### Goal of the exercise
Copy every line from the records below that holds the word "Plane".

Extracts from a graphics dataset:
▼▼▼

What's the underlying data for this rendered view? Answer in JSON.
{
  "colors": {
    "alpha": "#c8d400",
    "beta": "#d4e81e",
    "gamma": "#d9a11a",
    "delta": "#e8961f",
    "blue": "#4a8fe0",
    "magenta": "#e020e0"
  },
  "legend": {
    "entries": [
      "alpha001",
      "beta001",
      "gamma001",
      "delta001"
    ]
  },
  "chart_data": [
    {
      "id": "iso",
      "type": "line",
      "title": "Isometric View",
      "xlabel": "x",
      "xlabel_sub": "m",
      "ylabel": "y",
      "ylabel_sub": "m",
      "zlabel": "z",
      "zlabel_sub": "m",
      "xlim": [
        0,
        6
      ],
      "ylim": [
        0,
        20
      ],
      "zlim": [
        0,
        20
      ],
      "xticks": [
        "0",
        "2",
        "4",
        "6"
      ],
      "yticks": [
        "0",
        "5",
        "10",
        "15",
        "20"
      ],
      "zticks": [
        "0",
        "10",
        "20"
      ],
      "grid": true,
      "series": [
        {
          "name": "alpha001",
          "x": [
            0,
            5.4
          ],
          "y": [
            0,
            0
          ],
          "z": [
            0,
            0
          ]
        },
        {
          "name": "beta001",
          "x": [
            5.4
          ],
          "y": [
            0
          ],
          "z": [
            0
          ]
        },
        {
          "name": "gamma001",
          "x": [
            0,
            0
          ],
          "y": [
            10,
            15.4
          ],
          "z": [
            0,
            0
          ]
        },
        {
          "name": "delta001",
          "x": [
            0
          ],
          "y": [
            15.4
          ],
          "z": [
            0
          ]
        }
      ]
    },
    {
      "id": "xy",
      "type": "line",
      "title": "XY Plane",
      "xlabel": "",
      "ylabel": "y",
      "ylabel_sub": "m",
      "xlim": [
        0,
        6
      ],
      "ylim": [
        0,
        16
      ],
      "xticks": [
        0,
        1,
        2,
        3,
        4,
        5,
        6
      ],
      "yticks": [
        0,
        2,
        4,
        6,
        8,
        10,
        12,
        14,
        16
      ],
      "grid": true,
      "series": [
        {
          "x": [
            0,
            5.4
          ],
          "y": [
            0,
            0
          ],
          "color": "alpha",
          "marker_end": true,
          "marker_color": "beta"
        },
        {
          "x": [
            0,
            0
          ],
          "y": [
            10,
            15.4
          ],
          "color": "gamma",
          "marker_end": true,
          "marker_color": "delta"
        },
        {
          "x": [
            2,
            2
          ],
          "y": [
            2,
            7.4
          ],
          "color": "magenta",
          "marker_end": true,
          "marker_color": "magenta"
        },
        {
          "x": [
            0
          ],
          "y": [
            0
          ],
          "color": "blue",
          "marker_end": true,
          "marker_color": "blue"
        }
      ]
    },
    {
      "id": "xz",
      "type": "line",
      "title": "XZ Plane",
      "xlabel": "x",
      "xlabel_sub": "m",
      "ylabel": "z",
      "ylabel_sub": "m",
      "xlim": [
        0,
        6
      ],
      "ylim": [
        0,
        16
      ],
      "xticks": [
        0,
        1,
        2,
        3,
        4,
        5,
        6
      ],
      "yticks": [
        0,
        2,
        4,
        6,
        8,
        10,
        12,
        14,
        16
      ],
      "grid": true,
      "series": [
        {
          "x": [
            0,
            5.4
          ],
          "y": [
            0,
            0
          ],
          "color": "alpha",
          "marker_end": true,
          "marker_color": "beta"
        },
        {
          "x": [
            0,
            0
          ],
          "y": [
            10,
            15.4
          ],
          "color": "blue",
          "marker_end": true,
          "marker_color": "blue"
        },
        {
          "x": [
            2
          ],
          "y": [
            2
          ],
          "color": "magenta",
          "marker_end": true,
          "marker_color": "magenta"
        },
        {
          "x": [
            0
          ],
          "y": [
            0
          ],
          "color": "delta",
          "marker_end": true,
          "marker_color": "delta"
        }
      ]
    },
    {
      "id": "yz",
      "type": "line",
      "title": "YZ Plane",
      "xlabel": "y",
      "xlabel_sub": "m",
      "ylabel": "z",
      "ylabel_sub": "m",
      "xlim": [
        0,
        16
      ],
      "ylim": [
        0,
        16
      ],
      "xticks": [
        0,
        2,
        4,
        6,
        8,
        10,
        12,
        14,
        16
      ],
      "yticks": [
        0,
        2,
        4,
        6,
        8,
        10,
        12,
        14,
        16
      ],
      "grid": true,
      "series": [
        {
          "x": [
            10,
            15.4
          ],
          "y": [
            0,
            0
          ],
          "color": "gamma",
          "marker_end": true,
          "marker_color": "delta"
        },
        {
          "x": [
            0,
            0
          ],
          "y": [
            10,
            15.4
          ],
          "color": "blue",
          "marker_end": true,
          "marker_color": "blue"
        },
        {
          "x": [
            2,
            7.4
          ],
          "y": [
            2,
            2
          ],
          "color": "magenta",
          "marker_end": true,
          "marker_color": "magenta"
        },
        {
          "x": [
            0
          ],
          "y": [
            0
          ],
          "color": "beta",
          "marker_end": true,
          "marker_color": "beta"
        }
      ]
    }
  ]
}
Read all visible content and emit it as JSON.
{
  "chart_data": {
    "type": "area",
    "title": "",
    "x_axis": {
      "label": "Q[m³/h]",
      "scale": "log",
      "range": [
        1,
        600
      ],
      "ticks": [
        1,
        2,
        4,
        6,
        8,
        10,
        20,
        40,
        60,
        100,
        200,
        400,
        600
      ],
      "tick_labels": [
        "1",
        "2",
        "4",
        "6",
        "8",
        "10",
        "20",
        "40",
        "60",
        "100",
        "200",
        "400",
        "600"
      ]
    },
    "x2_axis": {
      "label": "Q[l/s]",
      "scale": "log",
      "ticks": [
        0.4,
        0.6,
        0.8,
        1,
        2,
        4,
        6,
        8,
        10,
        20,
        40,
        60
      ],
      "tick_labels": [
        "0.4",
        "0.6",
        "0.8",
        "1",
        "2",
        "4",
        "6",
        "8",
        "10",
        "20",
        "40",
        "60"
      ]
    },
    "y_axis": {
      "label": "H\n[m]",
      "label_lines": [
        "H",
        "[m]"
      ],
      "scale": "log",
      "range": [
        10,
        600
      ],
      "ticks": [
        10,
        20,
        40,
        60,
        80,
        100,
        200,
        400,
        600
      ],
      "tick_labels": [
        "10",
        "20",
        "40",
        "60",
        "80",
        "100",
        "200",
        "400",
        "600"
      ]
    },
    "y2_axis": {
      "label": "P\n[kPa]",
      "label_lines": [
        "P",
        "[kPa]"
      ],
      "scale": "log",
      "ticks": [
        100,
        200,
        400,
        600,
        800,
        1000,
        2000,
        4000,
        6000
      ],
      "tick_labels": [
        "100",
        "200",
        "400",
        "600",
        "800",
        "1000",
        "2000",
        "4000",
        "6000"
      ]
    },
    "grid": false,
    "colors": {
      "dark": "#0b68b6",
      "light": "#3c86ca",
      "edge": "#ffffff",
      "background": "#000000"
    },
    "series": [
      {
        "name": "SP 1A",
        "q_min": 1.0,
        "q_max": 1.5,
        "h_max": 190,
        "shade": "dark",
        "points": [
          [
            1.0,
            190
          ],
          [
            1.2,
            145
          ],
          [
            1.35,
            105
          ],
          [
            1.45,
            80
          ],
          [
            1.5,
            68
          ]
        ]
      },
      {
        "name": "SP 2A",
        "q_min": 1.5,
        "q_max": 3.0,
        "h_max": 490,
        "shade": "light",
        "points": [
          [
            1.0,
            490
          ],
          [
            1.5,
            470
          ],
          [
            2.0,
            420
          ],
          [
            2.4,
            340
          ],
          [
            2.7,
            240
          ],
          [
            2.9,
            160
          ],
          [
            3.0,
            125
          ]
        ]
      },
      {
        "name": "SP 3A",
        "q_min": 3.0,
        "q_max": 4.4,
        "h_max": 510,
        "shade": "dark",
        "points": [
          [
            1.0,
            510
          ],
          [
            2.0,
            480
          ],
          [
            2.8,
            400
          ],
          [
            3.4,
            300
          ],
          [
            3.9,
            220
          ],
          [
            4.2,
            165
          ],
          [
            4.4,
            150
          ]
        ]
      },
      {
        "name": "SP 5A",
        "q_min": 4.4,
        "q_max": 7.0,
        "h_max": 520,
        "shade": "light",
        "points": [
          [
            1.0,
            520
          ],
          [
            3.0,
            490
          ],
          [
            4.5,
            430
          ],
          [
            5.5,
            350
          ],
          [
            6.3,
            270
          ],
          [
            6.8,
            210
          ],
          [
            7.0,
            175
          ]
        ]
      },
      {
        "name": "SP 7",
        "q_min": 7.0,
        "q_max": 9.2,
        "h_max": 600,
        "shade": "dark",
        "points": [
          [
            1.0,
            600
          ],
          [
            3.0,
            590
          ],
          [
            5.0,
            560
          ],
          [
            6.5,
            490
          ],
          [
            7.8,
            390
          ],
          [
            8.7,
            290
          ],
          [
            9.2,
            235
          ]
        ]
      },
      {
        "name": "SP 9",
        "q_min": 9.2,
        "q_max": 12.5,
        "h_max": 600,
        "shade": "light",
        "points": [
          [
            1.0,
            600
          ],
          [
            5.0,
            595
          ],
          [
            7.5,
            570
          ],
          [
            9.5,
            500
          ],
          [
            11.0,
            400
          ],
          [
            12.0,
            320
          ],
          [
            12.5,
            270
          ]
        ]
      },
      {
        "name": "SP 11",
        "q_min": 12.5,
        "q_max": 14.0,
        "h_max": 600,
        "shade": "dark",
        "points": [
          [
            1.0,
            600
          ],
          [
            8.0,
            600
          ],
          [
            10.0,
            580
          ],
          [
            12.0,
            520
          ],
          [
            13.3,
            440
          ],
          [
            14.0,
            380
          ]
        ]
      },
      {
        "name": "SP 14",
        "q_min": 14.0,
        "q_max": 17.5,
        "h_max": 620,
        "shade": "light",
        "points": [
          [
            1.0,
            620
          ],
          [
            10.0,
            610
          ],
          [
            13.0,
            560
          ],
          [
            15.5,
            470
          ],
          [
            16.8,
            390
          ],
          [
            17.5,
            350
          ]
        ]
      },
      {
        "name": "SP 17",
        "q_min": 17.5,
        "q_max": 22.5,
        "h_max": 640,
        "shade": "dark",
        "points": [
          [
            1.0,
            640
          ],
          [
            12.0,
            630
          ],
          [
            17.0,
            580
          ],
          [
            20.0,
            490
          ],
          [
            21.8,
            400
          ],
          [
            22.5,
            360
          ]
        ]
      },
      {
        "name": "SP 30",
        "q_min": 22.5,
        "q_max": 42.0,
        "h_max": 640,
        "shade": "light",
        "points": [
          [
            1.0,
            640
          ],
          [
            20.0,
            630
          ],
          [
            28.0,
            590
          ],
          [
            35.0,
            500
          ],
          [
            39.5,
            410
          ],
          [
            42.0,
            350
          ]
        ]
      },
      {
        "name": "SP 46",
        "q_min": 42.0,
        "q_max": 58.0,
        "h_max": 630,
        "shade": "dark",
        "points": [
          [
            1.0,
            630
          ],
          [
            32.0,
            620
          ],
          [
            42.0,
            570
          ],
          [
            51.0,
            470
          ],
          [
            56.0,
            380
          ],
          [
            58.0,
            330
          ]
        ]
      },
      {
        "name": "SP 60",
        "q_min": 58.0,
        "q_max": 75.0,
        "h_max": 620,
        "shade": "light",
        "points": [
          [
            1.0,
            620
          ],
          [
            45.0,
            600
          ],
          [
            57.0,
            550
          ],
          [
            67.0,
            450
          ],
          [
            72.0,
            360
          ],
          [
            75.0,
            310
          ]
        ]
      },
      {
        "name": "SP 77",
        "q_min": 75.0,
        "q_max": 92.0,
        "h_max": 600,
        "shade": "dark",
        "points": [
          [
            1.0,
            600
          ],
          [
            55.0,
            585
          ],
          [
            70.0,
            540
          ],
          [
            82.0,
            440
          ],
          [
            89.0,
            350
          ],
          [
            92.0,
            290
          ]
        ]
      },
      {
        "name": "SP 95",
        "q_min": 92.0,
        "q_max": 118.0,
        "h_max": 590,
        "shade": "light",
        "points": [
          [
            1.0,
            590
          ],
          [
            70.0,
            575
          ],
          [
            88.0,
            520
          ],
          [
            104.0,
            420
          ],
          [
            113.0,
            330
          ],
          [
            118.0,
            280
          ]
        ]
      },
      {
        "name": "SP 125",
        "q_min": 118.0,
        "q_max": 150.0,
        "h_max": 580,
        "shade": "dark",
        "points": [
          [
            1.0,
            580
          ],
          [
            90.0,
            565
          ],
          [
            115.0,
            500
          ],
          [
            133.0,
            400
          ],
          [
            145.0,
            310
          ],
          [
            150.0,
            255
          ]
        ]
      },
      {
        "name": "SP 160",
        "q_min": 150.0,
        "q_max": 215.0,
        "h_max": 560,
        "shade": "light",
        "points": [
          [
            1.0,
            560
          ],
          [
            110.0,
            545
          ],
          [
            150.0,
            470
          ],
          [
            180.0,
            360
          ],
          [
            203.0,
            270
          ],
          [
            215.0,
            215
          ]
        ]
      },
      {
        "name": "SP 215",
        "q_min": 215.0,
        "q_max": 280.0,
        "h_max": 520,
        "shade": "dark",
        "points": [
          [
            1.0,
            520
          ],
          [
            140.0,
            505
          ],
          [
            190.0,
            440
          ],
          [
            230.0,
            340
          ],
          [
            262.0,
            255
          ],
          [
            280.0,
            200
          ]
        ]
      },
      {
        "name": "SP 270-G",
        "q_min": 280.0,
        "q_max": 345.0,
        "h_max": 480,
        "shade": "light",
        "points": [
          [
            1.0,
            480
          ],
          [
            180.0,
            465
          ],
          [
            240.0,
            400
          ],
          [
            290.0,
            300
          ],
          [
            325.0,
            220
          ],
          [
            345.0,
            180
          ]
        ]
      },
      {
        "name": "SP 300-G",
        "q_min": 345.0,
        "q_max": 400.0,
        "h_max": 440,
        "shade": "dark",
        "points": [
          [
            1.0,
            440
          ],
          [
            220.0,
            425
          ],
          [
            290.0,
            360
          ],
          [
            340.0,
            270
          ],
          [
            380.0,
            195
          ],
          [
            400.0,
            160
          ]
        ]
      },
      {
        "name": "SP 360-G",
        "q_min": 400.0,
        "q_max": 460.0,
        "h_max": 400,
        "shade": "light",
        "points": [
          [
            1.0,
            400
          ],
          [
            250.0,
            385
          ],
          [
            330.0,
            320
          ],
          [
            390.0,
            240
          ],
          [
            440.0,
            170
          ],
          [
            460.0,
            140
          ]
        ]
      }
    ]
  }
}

▲▲▲

### Answer in full
      "title": "XY Plane",
      "title": "XZ Plane",
      "title": "YZ Plane",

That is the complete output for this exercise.